# The task
Output all lines exactly.

━━━━━ Supplied data ━━━━━

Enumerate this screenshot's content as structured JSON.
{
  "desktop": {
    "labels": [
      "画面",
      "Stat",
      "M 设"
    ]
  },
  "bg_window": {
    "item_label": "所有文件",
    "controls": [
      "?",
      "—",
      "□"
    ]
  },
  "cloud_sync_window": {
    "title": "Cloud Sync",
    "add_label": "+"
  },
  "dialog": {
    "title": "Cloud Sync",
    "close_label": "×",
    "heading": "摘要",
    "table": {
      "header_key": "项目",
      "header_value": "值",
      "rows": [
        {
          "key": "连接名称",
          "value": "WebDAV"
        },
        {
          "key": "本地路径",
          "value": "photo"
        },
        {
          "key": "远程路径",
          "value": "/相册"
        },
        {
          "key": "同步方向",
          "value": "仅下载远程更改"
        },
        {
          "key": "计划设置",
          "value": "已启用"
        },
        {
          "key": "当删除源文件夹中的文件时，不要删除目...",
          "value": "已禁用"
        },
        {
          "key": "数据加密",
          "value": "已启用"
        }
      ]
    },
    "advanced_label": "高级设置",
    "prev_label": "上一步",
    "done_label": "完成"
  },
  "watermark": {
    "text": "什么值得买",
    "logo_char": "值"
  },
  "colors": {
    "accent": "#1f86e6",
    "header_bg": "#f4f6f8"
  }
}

━━━━━

# Final answer
Enumerate this screenshot's content as structured JSON.
{
  "desktop": {
    "labels": [
      "画面",
      "Stat",
      "M 设"
    ]
  },
  "bg_window": {
    "item_label": "所有文件",
    "controls": [
      "?",
      "—",
      "□"
    ]
  },
  "cloud_sync_window": {
    "title": "Cloud Sync",
    "add_label": "+"
  },
  "dialog": {
    "title": "Cloud Sync",
    "close_label": "×",
    "heading": "摘要",
    "table": {
      "header_key": "项目",
      "header_value": "值",
      "rows": [
        {
          "key": "连接名称",
          "value": "WebDAV"
        },
        {
          "key": "本地路径",
          "value": "photo"
        },
        {
          "key": "远程路径",
          "value": "/相册"
        },
        {
          "key": "同步方向",
          "value": "仅下载远程更改"
        },
        {
          "key": "计划设置",
          "value": "已启用"
        },
        {
          "key": "当删除源文件夹中的文件时，不要删除目...",
          "value": "已禁用"
        },
        {
          "key": "数据加密",
          "value": "已启用"
        }
      ]
    },
    "advanced_label": "高级设置",
    "prev_label": "上一步",
    "done_label": "完成"
  },
  "watermark": {
    "text": "什么值得买",
    "logo_char": "值"
  },
  "colors": {
    "accent": "#1f86e6",
    "header_bg": "#f4f6f8"
  }
}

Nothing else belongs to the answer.